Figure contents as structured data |
== == ==

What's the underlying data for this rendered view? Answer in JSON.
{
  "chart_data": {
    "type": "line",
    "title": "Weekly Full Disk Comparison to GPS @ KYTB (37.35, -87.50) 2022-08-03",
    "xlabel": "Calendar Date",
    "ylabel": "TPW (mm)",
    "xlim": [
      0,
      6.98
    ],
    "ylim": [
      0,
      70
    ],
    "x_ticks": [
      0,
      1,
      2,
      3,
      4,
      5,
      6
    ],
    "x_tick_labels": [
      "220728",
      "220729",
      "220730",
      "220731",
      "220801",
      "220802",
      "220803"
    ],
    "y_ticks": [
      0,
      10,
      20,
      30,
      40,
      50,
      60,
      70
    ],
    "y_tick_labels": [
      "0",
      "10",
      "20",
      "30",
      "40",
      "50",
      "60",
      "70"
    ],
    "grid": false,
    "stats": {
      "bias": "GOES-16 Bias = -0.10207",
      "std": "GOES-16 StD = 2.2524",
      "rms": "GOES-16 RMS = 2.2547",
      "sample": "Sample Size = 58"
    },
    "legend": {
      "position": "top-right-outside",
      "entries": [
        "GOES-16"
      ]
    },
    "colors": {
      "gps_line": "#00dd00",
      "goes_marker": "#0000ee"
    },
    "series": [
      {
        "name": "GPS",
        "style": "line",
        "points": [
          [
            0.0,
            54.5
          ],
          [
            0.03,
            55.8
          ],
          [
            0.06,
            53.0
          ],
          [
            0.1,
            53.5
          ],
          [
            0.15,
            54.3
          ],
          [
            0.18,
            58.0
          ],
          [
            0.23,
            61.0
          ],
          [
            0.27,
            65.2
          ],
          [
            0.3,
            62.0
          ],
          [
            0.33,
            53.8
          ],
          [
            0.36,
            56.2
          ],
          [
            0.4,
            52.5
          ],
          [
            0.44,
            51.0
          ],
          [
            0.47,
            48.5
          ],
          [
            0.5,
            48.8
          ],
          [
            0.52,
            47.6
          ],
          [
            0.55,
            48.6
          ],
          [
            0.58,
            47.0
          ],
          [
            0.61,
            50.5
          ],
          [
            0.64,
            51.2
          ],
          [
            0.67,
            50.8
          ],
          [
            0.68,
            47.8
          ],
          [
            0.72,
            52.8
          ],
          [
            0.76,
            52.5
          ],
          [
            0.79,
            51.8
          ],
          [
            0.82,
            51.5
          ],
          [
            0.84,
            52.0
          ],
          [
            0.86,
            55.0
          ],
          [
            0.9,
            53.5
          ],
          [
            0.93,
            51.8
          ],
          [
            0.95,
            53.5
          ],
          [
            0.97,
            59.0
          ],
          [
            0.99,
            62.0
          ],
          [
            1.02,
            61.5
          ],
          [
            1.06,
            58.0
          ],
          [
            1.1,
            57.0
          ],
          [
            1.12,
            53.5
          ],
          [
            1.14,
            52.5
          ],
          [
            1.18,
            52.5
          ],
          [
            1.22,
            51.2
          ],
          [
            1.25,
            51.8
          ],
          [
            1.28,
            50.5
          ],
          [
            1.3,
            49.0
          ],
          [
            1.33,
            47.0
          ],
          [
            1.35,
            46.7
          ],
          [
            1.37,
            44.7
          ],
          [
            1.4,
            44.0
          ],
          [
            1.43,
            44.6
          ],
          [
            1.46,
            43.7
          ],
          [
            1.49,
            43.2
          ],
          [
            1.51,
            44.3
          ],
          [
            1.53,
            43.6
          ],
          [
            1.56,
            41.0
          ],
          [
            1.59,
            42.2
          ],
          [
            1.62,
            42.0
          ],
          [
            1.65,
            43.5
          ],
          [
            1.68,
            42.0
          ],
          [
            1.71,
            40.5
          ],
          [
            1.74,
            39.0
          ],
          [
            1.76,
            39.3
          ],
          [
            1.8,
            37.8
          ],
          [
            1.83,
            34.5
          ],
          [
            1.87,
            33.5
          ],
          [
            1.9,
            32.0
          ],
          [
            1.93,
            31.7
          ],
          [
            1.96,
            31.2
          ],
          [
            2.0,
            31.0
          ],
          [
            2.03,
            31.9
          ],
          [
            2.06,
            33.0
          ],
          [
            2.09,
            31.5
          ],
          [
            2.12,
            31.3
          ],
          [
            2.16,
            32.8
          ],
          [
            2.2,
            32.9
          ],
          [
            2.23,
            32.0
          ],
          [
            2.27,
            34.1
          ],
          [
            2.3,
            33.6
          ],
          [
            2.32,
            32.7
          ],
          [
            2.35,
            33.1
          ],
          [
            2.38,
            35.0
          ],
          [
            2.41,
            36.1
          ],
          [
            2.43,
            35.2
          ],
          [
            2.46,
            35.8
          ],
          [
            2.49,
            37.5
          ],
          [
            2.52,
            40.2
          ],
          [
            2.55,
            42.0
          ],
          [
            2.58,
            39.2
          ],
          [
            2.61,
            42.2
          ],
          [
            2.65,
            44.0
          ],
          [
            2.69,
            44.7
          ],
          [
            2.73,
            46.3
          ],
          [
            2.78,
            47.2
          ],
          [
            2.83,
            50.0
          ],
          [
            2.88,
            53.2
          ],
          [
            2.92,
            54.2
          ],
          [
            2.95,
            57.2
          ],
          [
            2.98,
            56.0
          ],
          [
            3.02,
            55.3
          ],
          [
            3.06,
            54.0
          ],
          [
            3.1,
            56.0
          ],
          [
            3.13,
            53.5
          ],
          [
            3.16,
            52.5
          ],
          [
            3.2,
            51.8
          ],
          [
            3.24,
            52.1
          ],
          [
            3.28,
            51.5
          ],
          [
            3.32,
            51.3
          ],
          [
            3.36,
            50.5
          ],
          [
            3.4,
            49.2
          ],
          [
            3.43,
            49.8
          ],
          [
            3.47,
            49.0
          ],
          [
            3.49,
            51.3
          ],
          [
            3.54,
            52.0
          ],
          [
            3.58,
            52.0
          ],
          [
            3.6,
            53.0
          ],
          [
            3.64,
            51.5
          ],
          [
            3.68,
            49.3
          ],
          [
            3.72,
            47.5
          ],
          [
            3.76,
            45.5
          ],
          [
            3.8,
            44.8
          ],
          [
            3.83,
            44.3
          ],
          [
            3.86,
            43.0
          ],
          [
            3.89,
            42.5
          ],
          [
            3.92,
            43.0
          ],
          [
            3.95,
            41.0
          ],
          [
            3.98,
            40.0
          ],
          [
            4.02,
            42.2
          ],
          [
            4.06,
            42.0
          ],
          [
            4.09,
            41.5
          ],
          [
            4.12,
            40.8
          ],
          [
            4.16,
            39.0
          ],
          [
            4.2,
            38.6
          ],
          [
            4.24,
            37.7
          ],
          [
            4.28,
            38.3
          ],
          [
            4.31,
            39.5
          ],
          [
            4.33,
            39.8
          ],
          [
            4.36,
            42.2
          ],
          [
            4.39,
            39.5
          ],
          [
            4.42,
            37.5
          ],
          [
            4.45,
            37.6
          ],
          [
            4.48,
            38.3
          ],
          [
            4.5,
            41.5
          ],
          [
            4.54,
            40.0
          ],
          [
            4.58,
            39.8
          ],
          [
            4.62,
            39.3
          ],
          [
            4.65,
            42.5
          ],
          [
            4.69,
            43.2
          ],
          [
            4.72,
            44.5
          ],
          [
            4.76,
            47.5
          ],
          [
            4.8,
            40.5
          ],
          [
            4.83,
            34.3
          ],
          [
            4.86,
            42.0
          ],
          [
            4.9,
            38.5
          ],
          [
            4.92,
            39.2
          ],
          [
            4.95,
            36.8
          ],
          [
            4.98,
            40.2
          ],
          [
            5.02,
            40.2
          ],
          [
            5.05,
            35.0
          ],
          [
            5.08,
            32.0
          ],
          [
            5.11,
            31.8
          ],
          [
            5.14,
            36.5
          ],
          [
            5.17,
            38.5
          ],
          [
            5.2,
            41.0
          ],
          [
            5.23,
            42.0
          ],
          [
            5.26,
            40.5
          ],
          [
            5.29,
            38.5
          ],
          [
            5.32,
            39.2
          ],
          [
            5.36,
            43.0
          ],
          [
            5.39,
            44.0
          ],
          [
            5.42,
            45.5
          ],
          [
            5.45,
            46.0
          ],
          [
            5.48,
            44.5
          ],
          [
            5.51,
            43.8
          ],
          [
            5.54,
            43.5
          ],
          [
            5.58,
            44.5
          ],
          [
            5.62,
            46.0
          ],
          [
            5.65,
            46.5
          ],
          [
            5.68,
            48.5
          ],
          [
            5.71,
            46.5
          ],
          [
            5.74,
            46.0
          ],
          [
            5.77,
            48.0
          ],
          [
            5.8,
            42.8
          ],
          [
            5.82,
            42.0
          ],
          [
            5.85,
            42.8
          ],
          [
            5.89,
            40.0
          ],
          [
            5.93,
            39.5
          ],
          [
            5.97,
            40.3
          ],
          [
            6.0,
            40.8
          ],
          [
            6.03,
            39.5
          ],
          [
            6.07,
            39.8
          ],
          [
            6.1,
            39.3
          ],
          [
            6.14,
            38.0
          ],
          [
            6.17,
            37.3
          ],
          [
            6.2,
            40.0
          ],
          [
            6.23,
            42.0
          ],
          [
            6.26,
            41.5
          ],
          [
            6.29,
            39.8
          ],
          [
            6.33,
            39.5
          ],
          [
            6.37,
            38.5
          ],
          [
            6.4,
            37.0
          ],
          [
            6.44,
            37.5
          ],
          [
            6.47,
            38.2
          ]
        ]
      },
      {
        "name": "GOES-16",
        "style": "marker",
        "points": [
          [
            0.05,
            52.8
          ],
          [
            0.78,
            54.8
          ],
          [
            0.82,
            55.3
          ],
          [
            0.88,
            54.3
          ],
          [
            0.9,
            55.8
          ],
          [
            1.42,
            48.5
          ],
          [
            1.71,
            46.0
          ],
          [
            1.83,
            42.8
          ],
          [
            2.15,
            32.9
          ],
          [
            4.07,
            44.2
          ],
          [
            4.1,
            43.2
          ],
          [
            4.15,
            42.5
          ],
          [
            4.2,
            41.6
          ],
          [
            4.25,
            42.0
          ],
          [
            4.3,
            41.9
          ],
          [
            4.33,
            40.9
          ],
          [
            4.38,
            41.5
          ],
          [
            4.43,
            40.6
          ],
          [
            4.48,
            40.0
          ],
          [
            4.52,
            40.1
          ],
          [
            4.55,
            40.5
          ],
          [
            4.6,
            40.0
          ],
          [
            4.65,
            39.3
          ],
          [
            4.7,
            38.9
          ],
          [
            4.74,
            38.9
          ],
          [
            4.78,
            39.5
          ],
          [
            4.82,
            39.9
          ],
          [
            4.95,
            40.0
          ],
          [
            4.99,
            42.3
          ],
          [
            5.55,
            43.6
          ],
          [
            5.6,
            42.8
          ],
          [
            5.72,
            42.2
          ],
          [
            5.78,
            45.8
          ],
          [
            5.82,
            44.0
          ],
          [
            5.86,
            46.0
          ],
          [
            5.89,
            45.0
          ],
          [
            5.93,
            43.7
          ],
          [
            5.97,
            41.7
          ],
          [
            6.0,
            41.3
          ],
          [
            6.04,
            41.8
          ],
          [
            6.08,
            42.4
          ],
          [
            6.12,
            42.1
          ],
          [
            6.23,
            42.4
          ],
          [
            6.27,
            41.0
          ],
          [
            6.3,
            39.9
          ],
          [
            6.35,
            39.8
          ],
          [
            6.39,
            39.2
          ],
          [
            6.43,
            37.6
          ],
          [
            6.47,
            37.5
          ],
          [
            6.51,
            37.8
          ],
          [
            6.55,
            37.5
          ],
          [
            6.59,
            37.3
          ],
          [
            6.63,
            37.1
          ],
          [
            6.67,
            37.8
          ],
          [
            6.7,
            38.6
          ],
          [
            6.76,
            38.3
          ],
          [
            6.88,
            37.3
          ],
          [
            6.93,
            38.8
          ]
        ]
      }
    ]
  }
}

== == ==

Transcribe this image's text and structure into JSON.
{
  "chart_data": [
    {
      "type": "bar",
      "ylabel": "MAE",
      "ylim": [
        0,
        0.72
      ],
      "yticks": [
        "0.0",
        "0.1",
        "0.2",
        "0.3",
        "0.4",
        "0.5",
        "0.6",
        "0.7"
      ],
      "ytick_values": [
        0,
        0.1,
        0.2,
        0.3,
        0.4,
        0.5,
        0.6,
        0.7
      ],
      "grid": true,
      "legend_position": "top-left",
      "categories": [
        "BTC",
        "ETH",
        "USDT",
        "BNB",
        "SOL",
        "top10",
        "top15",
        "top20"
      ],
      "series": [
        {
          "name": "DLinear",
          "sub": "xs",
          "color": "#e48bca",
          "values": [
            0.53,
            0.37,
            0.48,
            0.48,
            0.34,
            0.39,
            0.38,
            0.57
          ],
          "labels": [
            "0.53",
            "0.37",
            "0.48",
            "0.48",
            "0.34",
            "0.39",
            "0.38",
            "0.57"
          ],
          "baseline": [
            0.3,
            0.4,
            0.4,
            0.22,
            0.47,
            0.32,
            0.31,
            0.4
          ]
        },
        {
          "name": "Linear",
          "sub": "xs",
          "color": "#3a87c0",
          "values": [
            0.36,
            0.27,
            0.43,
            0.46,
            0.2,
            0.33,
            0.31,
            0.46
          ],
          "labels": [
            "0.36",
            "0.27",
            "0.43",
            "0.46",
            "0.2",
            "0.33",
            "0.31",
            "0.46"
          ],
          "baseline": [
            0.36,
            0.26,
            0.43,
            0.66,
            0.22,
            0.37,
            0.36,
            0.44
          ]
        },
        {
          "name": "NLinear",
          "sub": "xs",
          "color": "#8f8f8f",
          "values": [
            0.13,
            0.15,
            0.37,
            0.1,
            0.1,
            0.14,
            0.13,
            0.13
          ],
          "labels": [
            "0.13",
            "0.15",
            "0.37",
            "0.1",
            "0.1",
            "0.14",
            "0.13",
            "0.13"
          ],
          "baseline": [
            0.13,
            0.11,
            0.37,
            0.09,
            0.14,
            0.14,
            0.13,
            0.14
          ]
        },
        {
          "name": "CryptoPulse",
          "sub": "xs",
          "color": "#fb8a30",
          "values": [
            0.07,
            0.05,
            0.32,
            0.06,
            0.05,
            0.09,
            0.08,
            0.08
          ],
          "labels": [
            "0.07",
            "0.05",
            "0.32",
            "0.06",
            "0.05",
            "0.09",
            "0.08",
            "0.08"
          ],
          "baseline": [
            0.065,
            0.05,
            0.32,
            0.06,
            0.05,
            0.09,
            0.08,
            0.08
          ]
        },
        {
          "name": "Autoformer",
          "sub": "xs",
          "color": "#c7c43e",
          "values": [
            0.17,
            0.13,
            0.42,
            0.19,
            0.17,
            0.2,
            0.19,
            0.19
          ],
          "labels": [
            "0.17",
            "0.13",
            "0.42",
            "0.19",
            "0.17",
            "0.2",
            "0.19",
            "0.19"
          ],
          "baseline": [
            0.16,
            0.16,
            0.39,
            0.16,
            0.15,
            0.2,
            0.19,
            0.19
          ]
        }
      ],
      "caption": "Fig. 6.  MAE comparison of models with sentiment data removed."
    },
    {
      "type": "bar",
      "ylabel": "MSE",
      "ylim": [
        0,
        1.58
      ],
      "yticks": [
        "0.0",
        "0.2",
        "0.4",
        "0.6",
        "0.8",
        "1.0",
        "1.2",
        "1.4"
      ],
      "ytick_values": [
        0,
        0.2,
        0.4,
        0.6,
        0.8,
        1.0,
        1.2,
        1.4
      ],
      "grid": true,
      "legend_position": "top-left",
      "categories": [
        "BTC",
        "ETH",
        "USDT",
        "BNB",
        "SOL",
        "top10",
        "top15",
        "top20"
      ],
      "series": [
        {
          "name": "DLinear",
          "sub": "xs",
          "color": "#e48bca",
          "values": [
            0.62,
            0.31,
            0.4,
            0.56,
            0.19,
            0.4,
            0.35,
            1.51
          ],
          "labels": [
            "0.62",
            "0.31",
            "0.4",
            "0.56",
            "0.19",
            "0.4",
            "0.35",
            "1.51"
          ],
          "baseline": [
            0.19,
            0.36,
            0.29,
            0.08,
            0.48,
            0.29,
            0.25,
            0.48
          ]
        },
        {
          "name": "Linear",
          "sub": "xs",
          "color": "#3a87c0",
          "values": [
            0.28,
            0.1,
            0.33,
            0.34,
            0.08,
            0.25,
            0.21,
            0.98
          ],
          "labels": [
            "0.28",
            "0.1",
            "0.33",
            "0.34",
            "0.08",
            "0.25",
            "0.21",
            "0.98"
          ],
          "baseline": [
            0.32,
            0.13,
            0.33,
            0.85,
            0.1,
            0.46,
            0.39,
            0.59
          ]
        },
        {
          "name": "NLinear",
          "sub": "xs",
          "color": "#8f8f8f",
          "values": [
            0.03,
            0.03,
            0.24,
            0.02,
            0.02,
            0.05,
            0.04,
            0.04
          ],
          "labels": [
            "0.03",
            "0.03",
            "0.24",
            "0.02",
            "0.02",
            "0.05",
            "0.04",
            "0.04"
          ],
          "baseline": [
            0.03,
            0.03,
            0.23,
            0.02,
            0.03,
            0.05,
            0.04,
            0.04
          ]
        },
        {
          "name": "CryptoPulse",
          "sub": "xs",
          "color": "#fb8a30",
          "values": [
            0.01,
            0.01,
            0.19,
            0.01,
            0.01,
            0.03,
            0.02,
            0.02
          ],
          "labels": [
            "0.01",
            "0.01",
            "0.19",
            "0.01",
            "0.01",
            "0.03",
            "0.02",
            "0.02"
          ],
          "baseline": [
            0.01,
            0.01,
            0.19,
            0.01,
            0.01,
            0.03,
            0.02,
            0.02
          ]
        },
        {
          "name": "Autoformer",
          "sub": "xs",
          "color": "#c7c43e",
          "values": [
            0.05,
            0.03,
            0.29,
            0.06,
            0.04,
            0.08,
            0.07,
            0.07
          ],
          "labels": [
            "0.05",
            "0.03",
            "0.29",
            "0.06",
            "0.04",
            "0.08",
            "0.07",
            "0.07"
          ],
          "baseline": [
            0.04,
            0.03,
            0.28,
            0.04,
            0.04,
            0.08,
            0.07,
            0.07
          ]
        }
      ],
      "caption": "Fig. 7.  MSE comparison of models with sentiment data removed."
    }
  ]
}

== == ==

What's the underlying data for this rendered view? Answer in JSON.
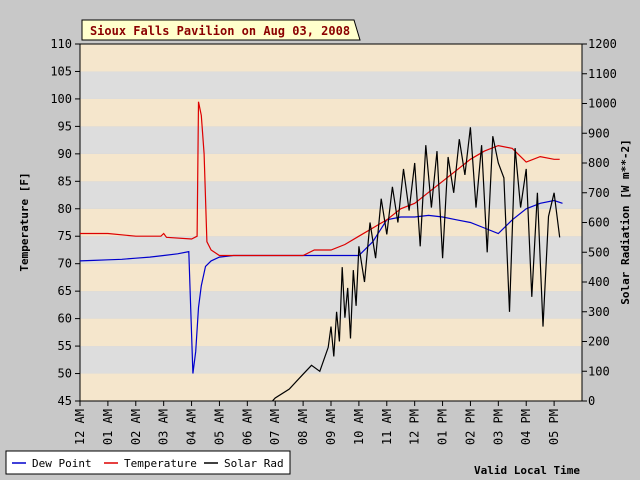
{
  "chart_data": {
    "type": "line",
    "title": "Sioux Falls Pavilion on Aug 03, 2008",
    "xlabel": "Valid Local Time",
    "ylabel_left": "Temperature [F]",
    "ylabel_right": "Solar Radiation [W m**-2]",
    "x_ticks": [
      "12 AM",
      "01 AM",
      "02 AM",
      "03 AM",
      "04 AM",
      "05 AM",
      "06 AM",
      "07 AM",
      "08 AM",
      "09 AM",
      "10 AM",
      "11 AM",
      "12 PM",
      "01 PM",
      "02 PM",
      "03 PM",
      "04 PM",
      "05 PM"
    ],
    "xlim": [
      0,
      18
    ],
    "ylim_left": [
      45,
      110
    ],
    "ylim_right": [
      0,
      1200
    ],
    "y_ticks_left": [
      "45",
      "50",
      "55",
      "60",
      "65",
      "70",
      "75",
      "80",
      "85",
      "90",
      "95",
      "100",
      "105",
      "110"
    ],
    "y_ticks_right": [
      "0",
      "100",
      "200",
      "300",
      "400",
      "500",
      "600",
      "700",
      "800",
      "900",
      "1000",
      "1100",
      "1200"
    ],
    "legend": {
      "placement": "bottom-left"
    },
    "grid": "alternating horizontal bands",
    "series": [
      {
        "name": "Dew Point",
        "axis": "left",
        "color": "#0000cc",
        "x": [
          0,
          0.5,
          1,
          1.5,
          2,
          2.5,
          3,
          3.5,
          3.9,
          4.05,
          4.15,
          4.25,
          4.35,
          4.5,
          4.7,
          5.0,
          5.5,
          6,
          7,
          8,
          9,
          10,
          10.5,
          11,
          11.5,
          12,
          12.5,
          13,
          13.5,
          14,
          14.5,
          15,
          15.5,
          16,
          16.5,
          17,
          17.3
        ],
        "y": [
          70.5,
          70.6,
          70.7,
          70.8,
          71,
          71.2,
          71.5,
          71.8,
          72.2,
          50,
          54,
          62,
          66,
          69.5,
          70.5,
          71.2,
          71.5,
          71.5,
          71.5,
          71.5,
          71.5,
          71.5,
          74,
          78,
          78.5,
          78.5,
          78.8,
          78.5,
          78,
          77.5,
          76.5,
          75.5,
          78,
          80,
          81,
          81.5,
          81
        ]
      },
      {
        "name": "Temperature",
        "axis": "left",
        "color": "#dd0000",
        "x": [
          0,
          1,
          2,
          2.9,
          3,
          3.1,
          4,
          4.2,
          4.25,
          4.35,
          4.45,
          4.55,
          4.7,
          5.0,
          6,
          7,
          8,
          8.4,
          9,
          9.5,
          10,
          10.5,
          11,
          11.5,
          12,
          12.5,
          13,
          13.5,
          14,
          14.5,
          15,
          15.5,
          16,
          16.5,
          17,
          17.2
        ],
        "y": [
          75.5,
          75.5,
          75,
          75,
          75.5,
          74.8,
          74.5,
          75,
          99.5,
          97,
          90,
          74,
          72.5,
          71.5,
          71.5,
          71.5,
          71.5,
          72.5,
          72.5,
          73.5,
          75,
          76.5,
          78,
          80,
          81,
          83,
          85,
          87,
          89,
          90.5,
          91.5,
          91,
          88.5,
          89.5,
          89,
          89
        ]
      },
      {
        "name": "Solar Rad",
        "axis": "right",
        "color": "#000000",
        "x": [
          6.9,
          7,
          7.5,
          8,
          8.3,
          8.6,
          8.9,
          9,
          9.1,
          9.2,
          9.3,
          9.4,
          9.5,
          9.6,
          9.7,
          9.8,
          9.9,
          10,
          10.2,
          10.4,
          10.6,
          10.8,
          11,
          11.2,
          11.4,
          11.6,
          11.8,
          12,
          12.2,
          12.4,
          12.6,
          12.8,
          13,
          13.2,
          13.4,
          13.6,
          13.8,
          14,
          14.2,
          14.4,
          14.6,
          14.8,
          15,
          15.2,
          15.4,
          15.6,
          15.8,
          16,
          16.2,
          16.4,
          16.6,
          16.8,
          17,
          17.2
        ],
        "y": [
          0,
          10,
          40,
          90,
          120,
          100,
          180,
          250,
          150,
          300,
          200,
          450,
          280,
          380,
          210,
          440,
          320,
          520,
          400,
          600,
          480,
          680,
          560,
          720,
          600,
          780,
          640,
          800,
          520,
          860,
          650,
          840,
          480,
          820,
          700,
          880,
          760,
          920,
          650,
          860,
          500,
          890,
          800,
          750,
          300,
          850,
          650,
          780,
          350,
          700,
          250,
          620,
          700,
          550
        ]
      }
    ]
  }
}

== == ==

Stated exercise | Gather from the entries above all lines that include the string "grid".

Right answer |
    "grid": false,
      "grid": true,
      "grid": true,
    "grid": "alternating horizontal bands",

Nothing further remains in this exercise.